━━ THE RECORDS ━━

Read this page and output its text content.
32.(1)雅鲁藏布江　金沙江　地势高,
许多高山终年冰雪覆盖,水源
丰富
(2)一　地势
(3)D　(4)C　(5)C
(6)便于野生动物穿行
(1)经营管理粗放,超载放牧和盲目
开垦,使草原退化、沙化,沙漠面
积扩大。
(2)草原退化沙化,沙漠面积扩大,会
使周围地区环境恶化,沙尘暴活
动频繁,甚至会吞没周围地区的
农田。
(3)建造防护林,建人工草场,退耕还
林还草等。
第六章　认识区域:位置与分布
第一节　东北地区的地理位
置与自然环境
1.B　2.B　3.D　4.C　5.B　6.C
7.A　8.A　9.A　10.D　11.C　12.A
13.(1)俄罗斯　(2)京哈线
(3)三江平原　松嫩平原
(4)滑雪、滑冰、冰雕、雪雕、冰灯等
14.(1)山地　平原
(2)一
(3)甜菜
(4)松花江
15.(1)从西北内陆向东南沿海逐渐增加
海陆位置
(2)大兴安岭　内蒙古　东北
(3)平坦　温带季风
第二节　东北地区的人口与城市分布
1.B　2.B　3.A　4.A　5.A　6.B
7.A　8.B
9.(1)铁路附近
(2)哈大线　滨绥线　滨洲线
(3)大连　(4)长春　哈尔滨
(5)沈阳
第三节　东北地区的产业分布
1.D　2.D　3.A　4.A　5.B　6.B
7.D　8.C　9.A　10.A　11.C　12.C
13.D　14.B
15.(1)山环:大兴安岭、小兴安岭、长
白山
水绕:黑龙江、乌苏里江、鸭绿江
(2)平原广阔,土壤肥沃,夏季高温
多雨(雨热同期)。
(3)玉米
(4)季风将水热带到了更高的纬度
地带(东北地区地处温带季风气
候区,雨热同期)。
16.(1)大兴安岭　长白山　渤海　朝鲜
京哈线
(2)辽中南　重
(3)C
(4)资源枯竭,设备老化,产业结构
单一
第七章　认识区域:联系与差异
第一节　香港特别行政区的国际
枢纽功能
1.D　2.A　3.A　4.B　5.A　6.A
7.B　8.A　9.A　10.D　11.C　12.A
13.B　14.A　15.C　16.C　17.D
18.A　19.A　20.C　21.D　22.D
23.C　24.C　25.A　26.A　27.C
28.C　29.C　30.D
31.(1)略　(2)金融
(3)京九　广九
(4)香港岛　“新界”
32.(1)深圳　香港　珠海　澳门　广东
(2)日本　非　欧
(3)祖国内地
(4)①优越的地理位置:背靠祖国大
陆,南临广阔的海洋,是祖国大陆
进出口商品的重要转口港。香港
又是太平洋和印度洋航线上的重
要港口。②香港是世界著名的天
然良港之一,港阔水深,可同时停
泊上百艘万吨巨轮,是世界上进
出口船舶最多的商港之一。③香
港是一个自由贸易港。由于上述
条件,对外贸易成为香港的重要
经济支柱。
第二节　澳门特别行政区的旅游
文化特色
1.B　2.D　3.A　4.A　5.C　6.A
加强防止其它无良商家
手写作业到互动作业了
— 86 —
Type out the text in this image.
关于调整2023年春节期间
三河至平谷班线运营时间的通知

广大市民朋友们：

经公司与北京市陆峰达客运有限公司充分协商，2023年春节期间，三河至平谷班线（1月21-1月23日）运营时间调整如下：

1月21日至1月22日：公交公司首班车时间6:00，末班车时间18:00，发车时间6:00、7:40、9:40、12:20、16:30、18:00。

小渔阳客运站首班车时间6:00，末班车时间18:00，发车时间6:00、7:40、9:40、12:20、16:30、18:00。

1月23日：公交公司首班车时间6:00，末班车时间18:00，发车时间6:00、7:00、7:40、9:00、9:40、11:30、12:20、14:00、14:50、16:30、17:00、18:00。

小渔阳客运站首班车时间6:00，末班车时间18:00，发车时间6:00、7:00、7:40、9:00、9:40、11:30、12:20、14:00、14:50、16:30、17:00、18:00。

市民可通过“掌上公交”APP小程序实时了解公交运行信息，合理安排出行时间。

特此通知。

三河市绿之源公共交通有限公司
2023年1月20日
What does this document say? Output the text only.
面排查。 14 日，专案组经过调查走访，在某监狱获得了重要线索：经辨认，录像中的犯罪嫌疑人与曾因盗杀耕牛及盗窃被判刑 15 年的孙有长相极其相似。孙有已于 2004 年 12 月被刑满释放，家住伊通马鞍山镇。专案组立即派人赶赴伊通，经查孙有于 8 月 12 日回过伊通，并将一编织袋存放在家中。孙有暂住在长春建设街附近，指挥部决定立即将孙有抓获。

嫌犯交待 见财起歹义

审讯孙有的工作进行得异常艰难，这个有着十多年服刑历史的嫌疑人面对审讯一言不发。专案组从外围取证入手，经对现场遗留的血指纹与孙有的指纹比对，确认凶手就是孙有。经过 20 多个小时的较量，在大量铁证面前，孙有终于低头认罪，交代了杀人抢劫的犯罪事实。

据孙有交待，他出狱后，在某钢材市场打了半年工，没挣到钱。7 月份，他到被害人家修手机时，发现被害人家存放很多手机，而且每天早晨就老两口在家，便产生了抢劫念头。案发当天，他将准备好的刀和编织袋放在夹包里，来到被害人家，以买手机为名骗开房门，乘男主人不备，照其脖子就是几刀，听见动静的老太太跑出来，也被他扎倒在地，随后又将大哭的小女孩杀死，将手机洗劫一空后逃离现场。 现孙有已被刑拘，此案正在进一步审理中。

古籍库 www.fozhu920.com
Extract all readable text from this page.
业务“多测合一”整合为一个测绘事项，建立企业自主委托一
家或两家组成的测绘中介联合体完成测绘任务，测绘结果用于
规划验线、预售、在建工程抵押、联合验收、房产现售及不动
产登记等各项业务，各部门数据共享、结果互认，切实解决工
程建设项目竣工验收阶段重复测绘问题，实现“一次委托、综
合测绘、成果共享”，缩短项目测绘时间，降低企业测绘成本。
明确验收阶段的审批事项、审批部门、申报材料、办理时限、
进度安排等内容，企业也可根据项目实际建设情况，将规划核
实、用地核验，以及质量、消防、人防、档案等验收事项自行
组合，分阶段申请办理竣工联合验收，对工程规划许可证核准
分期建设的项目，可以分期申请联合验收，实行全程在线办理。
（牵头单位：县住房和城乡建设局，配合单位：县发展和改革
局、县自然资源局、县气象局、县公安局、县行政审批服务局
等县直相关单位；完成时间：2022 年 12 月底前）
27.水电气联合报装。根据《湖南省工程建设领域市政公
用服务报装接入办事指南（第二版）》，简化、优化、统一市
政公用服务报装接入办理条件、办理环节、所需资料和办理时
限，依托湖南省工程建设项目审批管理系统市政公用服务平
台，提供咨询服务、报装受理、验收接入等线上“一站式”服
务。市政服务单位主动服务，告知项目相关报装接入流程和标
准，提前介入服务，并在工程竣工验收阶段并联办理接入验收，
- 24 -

━━━

WHAT TO DO
Retype the listing above in full, with no alterations.

COMPLETE ANSWER
Read this page and output its text content.
32.(1)雅鲁藏布江　金沙江　地势高,
许多高山终年冰雪覆盖,水源
丰富
(2)一　地势
(3)D　(4)C　(5)C
(6)便于野生动物穿行
(1)经营管理粗放,超载放牧和盲目
开垦,使草原退化、沙化,沙漠面
积扩大。
(2)草原退化沙化,沙漠面积扩大,会
使周围地区环境恶化,沙尘暴活
动频繁,甚至会吞没周围地区的
农田。
(3)建造防护林,建人工草场,退耕还
林还草等。
第六章　认识区域:位置与分布
第一节　东北地区的地理位
置与自然环境
1.B　2.B　3.D　4.C　5.B　6.C
7.A　8.A　9.A　10.D　11.C　12.A
13.(1)俄罗斯　(2)京哈线
(3)三江平原　松嫩平原
(4)滑雪、滑冰、冰雕、雪雕、冰灯等
14.(1)山地　平原
(2)一
(3)甜菜
(4)松花江
15.(1)从西北内陆向东南沿海逐渐增加
海陆位置
(2)大兴安岭　内蒙古　东北
(3)平坦　温带季风
第二节　东北地区的人口与城市分布
1.B　2.B　3.A　4.A　5.A　6.B
7.A　8.B
9.(1)铁路附近
(2)哈大线　滨绥线　滨洲线
(3)大连　(4)长春　哈尔滨
(5)沈阳
第三节　东北地区的产业分布
1.D　2.D　3.A　4.A　5.B　6.B
7.D　8.C　9.A　10.A　11.C　12.C
13.D　14.B
15.(1)山环:大兴安岭、小兴安岭、长
白山
水绕:黑龙江、乌苏里江、鸭绿江
(2)平原广阔,土壤肥沃,夏季高温
多雨(雨热同期)。
(3)玉米
(4)季风将水热带到了更高的纬度
地带(东北地区地处温带季风气
候区,雨热同期)。
16.(1)大兴安岭　长白山　渤海　朝鲜
京哈线
(2)辽中南　重
(3)C
(4)资源枯竭,设备老化,产业结构
单一
第七章　认识区域:联系与差异
第一节　香港特别行政区的国际
枢纽功能
1.D　2.A　3.A　4.B　5.A　6.A
7.B　8.A　9.A　10.D　11.C　12.A
13.B　14.A　15.C　16.C　17.D
18.A　19.A　20.C　21.D　22.D
23.C　24.C　25.A　26.A　27.C
28.C　29.C　30.D
31.(1)略　(2)金融
(3)京九　广九
(4)香港岛　“新界”
32.(1)深圳　香港　珠海　澳门　广东
(2)日本　非　欧
(3)祖国内地
(4)①优越的地理位置:背靠祖国大
陆,南临广阔的海洋,是祖国大陆
进出口商品的重要转口港。香港
又是太平洋和印度洋航线上的重
要港口。②香港是世界著名的天
然良港之一,港阔水深,可同时停
泊上百艘万吨巨轮,是世界上进
出口船舶最多的商港之一。③香
港是一个自由贸易港。由于上述
条件,对外贸易成为香港的重要
经济支柱。
第二节　澳门特别行政区的旅游
文化特色
1.B　2.D　3.A　4.A　5.C　6.A
加强防止其它无良商家
手写作业到互动作业了
— 86 —
Type out the text in this image.
关于调整2023年春节期间
三河至平谷班线运营时间的通知

广大市民朋友们：

经公司与北京市陆峰达客运有限公司充分协商，2023年春节期间，三河至平谷班线（1月21-1月23日）运营时间调整如下：

1月21日至1月22日：公交公司首班车时间6:00，末班车时间18:00，发车时间6:00、7:40、9:40、12:20、16:30、18:00。

小渔阳客运站首班车时间6:00，末班车时间18:00，发车时间6:00、7:40、9:40、12:20、16:30、18:00。

1月23日：公交公司首班车时间6:00，末班车时间18:00，发车时间6:00、7:00、7:40、9:00、9:40、11:30、12:20、14:00、14:50、16:30、17:00、18:00。

小渔阳客运站首班车时间6:00，末班车时间18:00，发车时间6:00、7:00、7:40、9:00、9:40、11:30、12:20、14:00、14:50、16:30、17:00、18:00。

市民可通过“掌上公交”APP小程序实时了解公交运行信息，合理安排出行时间。

特此通知。

三河市绿之源公共交通有限公司
2023年1月20日
What does this document say? Output the text only.
面排查。 14 日，专案组经过调查走访，在某监狱获得了重要线索：经辨认，录像中的犯罪嫌疑人与曾因盗杀耕牛及盗窃被判刑 15 年的孙有长相极其相似。孙有已于 2004 年 12 月被刑满释放，家住伊通马鞍山镇。专案组立即派人赶赴伊通，经查孙有于 8 月 12 日回过伊通，并将一编织袋存放在家中。孙有暂住在长春建设街附近，指挥部决定立即将孙有抓获。

嫌犯交待 见财起歹义

审讯孙有的工作进行得异常艰难，这个有着十多年服刑历史的嫌疑人面对审讯一言不发。专案组从外围取证入手，经对现场遗留的血指纹与孙有的指纹比对，确认凶手就是孙有。经过 20 多个小时的较量，在大量铁证面前，孙有终于低头认罪，交代了杀人抢劫的犯罪事实。

据孙有交待，他出狱后，在某钢材市场打了半年工，没挣到钱。7 月份，他到被害人家修手机时，发现被害人家存放很多手机，而且每天早晨就老两口在家，便产生了抢劫念头。案发当天，他将准备好的刀和编织袋放在夹包里，来到被害人家，以买手机为名骗开房门，乘男主人不备，照其脖子就是几刀，听见动静的老太太跑出来，也被他扎倒在地，随后又将大哭的小女孩杀死，将手机洗劫一空后逃离现场。 现孙有已被刑拘，此案正在进一步审理中。

古籍库 www.fozhu920.com
Extract all readable text from this page.
业务“多测合一”整合为一个测绘事项，建立企业自主委托一
家或两家组成的测绘中介联合体完成测绘任务，测绘结果用于
规划验线、预售、在建工程抵押、联合验收、房产现售及不动
产登记等各项业务，各部门数据共享、结果互认，切实解决工
程建设项目竣工验收阶段重复测绘问题，实现“一次委托、综
合测绘、成果共享”，缩短项目测绘时间，降低企业测绘成本。
明确验收阶段的审批事项、审批部门、申报材料、办理时限、
进度安排等内容，企业也可根据项目实际建设情况，将规划核
实、用地核验，以及质量、消防、人防、档案等验收事项自行
组合，分阶段申请办理竣工联合验收，对工程规划许可证核准
分期建设的项目，可以分期申请联合验收，实行全程在线办理。
（牵头单位：县住房和城乡建设局，配合单位：县发展和改革
局、县自然资源局、县气象局、县公安局、县行政审批服务局
等县直相关单位；完成时间：2022 年 12 月底前）
27.水电气联合报装。根据《湖南省工程建设领域市政公
用服务报装接入办事指南（第二版）》，简化、优化、统一市
政公用服务报装接入办理条件、办理环节、所需资料和办理时
限，依托湖南省工程建设项目审批管理系统市政公用服务平
台，提供咨询服务、报装受理、验收接入等线上“一站式”服
务。市政服务单位主动服务，告知项目相关报装接入流程和标
准，提前介入服务，并在工程竣工验收阶段并联办理接入验收，
- 24 -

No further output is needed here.